▸ **THE TASK**
Each entry must appear again exactly as it does in the source.

— begin INFORMATION PROVIDED —

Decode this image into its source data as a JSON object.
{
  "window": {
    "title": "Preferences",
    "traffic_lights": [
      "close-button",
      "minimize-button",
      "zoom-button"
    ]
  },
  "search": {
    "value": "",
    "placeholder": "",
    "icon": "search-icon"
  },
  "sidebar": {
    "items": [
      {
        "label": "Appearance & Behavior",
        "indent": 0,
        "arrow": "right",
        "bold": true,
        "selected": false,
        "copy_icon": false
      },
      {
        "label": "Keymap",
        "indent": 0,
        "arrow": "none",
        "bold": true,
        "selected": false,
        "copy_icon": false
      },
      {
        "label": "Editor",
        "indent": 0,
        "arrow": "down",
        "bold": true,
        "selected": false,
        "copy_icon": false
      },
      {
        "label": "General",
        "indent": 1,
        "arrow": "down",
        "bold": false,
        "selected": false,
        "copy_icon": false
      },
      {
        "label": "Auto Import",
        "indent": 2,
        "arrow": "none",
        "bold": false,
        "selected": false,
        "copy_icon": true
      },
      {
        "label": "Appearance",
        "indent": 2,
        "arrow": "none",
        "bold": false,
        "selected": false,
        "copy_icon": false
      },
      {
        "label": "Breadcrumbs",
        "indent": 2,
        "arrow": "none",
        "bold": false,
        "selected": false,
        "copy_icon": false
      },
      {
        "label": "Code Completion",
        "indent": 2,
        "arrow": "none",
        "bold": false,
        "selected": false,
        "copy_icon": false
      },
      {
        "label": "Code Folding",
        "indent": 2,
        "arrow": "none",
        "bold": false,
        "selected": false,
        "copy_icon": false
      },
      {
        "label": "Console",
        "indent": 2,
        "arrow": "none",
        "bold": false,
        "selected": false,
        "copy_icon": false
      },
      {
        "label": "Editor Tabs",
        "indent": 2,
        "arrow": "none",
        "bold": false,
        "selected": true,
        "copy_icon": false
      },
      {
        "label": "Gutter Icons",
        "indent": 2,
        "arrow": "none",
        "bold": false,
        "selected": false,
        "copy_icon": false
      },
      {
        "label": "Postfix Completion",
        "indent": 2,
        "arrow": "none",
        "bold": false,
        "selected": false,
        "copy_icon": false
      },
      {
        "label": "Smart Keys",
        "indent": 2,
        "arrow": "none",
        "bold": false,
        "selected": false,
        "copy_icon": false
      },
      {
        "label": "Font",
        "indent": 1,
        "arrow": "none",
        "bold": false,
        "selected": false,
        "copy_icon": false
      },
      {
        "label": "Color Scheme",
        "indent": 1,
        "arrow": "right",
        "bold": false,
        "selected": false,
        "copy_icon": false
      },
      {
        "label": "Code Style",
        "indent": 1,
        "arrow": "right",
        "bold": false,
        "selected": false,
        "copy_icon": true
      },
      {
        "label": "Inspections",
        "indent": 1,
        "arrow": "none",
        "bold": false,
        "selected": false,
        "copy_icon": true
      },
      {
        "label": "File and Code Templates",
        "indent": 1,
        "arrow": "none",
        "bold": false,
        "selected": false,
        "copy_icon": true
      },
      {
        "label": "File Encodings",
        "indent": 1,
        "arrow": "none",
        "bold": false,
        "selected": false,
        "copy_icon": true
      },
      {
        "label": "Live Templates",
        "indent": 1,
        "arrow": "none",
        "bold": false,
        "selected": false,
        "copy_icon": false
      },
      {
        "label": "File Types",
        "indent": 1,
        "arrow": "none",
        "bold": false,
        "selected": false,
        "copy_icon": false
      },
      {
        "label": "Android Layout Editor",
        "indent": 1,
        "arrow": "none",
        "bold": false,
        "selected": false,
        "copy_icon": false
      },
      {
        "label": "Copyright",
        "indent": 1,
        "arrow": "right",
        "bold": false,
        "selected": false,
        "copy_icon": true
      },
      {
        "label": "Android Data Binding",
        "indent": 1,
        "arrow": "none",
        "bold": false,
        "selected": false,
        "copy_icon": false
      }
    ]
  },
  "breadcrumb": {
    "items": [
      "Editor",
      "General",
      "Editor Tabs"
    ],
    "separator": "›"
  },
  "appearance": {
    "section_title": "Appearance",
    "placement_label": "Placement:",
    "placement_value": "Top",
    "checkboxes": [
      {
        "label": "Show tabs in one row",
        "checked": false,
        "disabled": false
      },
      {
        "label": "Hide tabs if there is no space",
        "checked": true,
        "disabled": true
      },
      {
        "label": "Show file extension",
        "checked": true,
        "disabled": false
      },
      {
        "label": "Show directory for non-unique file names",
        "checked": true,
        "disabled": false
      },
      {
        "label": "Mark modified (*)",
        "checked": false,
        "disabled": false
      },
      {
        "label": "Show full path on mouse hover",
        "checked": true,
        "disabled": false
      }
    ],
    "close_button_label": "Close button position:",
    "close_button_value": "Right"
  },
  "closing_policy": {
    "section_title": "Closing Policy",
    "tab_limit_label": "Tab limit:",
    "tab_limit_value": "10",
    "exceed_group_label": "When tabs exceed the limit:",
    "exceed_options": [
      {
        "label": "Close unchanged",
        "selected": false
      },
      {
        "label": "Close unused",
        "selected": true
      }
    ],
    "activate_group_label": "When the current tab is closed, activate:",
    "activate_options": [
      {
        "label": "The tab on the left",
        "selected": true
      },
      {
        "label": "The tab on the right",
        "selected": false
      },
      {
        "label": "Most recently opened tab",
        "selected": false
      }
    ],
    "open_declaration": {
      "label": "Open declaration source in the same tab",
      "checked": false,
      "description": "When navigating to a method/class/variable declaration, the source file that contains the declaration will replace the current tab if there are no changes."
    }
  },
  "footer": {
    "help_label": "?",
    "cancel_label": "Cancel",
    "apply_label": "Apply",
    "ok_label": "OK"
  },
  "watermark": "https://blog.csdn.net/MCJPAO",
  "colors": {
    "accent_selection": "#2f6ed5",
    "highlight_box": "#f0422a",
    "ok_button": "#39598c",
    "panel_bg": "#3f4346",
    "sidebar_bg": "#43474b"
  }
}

— end INFORMATION PROVIDED —

▸ **EXPECTED ANSWER**
Decode this image into its source data as a JSON object.
{
  "window": {
    "title": "Preferences",
    "traffic_lights": [
      "close-button",
      "minimize-button",
      "zoom-button"
    ]
  },
  "search": {
    "value": "",
    "placeholder": "",
    "icon": "search-icon"
  },
  "sidebar": {
    "items": [
      {
        "label": "Appearance & Behavior",
        "indent": 0,
        "arrow": "right",
        "bold": true,
        "selected": false,
        "copy_icon": false
      },
      {
        "label": "Keymap",
        "indent": 0,
        "arrow": "none",
        "bold": true,
        "selected": false,
        "copy_icon": false
      },
      {
        "label": "Editor",
        "indent": 0,
        "arrow": "down",
        "bold": true,
        "selected": false,
        "copy_icon": false
      },
      {
        "label": "General",
        "indent": 1,
        "arrow": "down",
        "bold": false,
        "selected": false,
        "copy_icon": false
      },
      {
        "label": "Auto Import",
        "indent": 2,
        "arrow": "none",
        "bold": false,
        "selected": false,
        "copy_icon": true
      },
      {
        "label": "Appearance",
        "indent": 2,
        "arrow": "none",
        "bold": false,
        "selected": false,
        "copy_icon": false
      },
      {
        "label": "Breadcrumbs",
        "indent": 2,
        "arrow": "none",
        "bold": false,
        "selected": false,
        "copy_icon": false
      },
      {
        "label": "Code Completion",
        "indent": 2,
        "arrow": "none",
        "bold": false,
        "selected": false,
        "copy_icon": false
      },
      {
        "label": "Code Folding",
        "indent": 2,
        "arrow": "none",
        "bold": false,
        "selected": false,
        "copy_icon": false
      },
      {
        "label": "Console",
        "indent": 2,
        "arrow": "none",
        "bold": false,
        "selected": false,
        "copy_icon": false
      },
      {
        "label": "Editor Tabs",
        "indent": 2,
        "arrow": "none",
        "bold": false,
        "selected": true,
        "copy_icon": false
      },
      {
        "label": "Gutter Icons",
        "indent": 2,
        "arrow": "none",
        "bold": false,
        "selected": false,
        "copy_icon": false
      },
      {
        "label": "Postfix Completion",
        "indent": 2,
        "arrow": "none",
        "bold": false,
        "selected": false,
        "copy_icon": false
      },
      {
        "label": "Smart Keys",
        "indent": 2,
        "arrow": "none",
        "bold": false,
        "selected": false,
        "copy_icon": false
      },
      {
        "label": "Font",
        "indent": 1,
        "arrow": "none",
        "bold": false,
        "selected": false,
        "copy_icon": false
      },
      {
        "label": "Color Scheme",
        "indent": 1,
        "arrow": "right",
        "bold": false,
        "selected": false,
        "copy_icon": false
      },
      {
        "label": "Code Style",
        "indent": 1,
        "arrow": "right",
        "bold": false,
        "selected": false,
        "copy_icon": true
      },
      {
        "label": "Inspections",
        "indent": 1,
        "arrow": "none",
        "bold": false,
        "selected": false,
        "copy_icon": true
      },
      {
        "label": "File and Code Templates",
        "indent": 1,
        "arrow": "none",
        "bold": false,
        "selected": false,
        "copy_icon": true
      },
      {
        "label": "File Encodings",
        "indent": 1,
        "arrow": "none",
        "bold": false,
        "selected": false,
        "copy_icon": true
      },
      {
        "label": "Live Templates",
        "indent": 1,
        "arrow": "none",
        "bold": false,
        "selected": false,
        "copy_icon": false
      },
      {
        "label": "File Types",
        "indent": 1,
        "arrow": "none",
        "bold": false,
        "selected": false,
        "copy_icon": false
      },
      {
        "label": "Android Layout Editor",
        "indent": 1,
        "arrow": "none",
        "bold": false,
        "selected": false,
        "copy_icon": false
      },
      {
        "label": "Copyright",
        "indent": 1,
        "arrow": "right",
        "bold": false,
        "selected": false,
        "copy_icon": true
      },
      {
        "label": "Android Data Binding",
        "indent": 1,
        "arrow": "none",
        "bold": false,
        "selected": false,
        "copy_icon": false
      }
    ]
  },
  "breadcrumb": {
    "items": [
      "Editor",
      "General",
      "Editor Tabs"
    ],
    "separator": "›"
  },
  "appearance": {
    "section_title": "Appearance",
    "placement_label": "Placement:",
    "placement_value": "Top",
    "checkboxes": [
      {
        "label": "Show tabs in one row",
        "checked": false,
        "disabled": false
      },
      {
        "label": "Hide tabs if there is no space",
        "checked": true,
        "disabled": true
      },
      {
        "label": "Show file extension",
        "checked": true,
        "disabled": false
      },
      {
        "label": "Show directory for non-unique file names",
        "checked": true,
        "disabled": false
      },
      {
        "label": "Mark modified (*)",
        "checked": false,
        "disabled": false
      },
      {
        "label": "Show full path on mouse hover",
        "checked": true,
        "disabled": false
      }
    ],
    "close_button_label": "Close button position:",
    "close_button_value": "Right"
  },
  "closing_policy": {
    "section_title": "Closing Policy",
    "tab_limit_label": "Tab limit:",
    "tab_limit_value": "10",
    "exceed_group_label": "When tabs exceed the limit:",
    "exceed_options": [
      {
        "label": "Close unchanged",
        "selected": false
      },
      {
        "label": "Close unused",
        "selected": true
      }
    ],
    "activate_group_label": "When the current tab is closed, activate:",
    "activate_options": [
      {
        "label": "The tab on the left",
        "selected": true
      },
      {
        "label": "The tab on the right",
        "selected": false
      },
      {
        "label": "Most recently opened tab",
        "selected": false
      }
    ],
    "open_declaration": {
      "label": "Open declaration source in the same tab",
      "checked": false,
      "description": "When navigating to a method/class/variable declaration, the source file that contains the declaration will replace the current tab if there are no changes."
    }
  },
  "footer": {
    "help_label": "?",
    "cancel_label": "Cancel",
    "apply_label": "Apply",
    "ok_label": "OK"
  },
  "watermark": "https://blog.csdn.net/MCJPAO",
  "colors": {
    "accent_selection": "#2f6ed5",
    "highlight_box": "#f0422a",
    "ok_button": "#39598c",
    "panel_bg": "#3f4346",
    "sidebar_bg": "#43474b"
  }
}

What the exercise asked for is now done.